----- Source extract
The most common feature I see in these dynamics is the propensity for a parent to polarize with the co-parent. It is common in many families for one parent to focus on the co-parent’s weaknesses in the hopes of compensating for them in their own behavior. For instance, if a mother feels like her husband is not nurturing enough towards their son, she might try to make up for that by being the most nurturing that she can, but this can quickly move from a healthy state of nurturing to an unhealthy state of enabling. Or, on the opposite end of the spectrum, a father might think that his ex-wife enables their daughter and allows her to get away with too much, so he might sacrifice nurture and connection with his daughter in order to create strict rigidity. Sometimes, a parent may even start parenting in such a way that he or she doesn’t necessarily believe is good simply to balance the other parent. When a parent does this, it is the child who becomes lost. The child’s best interests are not being considered, because the parent is spending all their energy on trying to undermine their co-parent. Additionally, the parent loses a sense of balance and grounding. He or she tries to create a balance outside of him or herself rather than finding that balance within.
----------
----- Records
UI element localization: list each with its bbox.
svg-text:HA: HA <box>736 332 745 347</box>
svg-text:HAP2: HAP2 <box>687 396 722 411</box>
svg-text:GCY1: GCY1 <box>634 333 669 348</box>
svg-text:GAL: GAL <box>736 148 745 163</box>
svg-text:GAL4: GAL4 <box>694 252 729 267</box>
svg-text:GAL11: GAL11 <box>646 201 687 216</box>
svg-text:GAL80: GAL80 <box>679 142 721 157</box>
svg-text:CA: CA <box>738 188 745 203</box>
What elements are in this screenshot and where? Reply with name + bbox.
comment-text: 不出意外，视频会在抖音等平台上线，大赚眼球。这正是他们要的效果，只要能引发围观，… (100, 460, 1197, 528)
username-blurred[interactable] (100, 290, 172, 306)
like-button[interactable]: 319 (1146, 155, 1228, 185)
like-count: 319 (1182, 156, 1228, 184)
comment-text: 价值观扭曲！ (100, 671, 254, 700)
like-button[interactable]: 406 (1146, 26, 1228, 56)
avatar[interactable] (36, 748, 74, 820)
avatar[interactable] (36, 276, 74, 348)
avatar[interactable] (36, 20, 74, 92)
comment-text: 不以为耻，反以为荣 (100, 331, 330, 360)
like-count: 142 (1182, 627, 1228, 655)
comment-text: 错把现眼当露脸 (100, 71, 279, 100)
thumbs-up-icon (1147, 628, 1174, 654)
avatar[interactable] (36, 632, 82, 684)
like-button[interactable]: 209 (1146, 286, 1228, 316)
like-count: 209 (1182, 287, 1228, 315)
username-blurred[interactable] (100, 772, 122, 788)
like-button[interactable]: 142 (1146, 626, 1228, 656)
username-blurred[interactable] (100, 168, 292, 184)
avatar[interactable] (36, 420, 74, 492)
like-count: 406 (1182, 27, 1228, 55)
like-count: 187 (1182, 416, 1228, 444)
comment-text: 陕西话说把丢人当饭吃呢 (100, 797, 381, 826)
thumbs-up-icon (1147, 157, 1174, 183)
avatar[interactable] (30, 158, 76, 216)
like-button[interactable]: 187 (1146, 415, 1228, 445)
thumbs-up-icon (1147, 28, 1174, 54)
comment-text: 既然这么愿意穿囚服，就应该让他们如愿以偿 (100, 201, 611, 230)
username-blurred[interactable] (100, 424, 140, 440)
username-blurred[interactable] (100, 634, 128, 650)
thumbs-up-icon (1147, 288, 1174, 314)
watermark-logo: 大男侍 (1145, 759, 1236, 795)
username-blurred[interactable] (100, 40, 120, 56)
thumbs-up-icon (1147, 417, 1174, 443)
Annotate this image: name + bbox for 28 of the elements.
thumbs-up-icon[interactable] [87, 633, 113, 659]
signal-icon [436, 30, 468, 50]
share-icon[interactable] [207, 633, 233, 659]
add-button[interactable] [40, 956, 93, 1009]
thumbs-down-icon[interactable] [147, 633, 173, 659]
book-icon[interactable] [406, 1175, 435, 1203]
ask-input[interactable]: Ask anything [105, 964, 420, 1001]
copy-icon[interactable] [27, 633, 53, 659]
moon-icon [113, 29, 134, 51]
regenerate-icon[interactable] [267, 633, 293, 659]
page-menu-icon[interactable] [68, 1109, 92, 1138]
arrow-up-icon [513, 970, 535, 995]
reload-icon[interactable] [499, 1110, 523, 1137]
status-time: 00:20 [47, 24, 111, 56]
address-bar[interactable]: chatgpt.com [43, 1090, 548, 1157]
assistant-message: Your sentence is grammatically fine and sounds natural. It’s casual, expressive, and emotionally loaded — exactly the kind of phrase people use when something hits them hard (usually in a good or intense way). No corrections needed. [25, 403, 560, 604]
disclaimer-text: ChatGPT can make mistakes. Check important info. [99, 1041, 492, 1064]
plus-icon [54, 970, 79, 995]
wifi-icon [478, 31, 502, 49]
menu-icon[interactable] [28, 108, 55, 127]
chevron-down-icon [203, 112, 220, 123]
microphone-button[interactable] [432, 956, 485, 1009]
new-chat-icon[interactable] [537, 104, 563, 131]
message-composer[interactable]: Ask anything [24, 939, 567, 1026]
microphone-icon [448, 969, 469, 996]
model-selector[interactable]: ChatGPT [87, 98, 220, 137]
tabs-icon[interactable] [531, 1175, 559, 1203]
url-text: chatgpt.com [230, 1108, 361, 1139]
----------
» **What the task requires**
Continue the passage on parents who polarize against their co-parent, starting right after its final sentence.

» **Result of this exercise**
Even your assessment of the child and how troubled they may be can be greatly affected by your energy and feelings towards your co-parent. So, even before you respond, you may be seeing your spouse or ex-partner in your child and amplifying some negative traits. From that vantage point, it will be rare that your parenting behavior will be well matched to your child’s needs.
So, if you’re having problems with your co-parent, what can you do? Attend a support group. Talk to a therapist or a friend, not your child. If necessary, take legal action. Avoid triangulation. Don’t talk negatively about your co-parent with or in front of your child. Set the course to be the best parent you can be to your child. Be generous with your child and admit your weaknesses. Stay connected to yourself and look for balance within. Doing all this will create a sense of safety for your child and allow them to see that it is okay to be imperfect and to try to do the best you can with the tools that you are given. This will be a model for them to be able to confront their own limitations and other adults later in life. One of the greatest sources of resiliency in a child is when they have at least one adult in their life with whom they feel understands them. This creates a situation, which they can aspire to have later in life. This child learns how intimacy works with a balance of connection and differentiation, and they gravitate towards that ideal in subsequent relationships.